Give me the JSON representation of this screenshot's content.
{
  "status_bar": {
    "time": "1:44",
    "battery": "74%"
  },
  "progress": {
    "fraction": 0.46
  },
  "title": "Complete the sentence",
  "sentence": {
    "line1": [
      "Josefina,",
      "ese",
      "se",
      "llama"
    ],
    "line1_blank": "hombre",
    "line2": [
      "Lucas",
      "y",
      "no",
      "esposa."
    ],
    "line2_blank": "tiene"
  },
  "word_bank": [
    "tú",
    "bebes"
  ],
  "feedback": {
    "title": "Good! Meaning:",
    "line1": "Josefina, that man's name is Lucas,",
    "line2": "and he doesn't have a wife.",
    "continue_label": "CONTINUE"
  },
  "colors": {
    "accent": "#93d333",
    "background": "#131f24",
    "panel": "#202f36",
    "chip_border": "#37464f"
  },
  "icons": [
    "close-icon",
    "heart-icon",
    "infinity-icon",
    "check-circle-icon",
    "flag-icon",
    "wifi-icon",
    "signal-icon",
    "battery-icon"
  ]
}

####################

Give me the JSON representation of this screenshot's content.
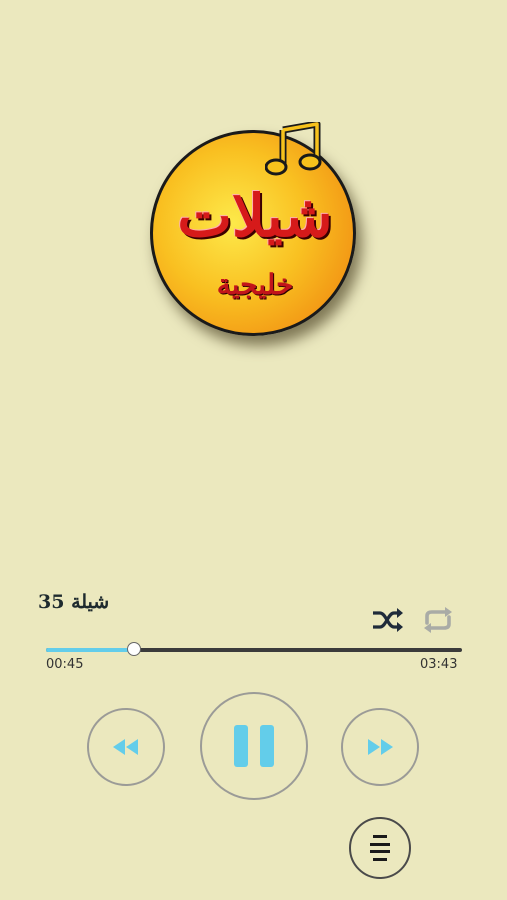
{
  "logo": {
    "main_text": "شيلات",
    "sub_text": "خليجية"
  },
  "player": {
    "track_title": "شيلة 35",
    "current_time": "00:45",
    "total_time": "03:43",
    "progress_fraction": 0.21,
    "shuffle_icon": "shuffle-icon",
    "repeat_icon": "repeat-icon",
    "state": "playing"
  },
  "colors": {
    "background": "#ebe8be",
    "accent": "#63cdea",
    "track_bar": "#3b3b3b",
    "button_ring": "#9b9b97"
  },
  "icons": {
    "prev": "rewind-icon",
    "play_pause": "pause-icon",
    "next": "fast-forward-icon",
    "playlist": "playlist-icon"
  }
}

####################

- _Aim_:
Copy every line in the entries above that has the string "background" in it.

- _Correct answer_:
    "background": "#131f24",
    "background": "#ebe8be",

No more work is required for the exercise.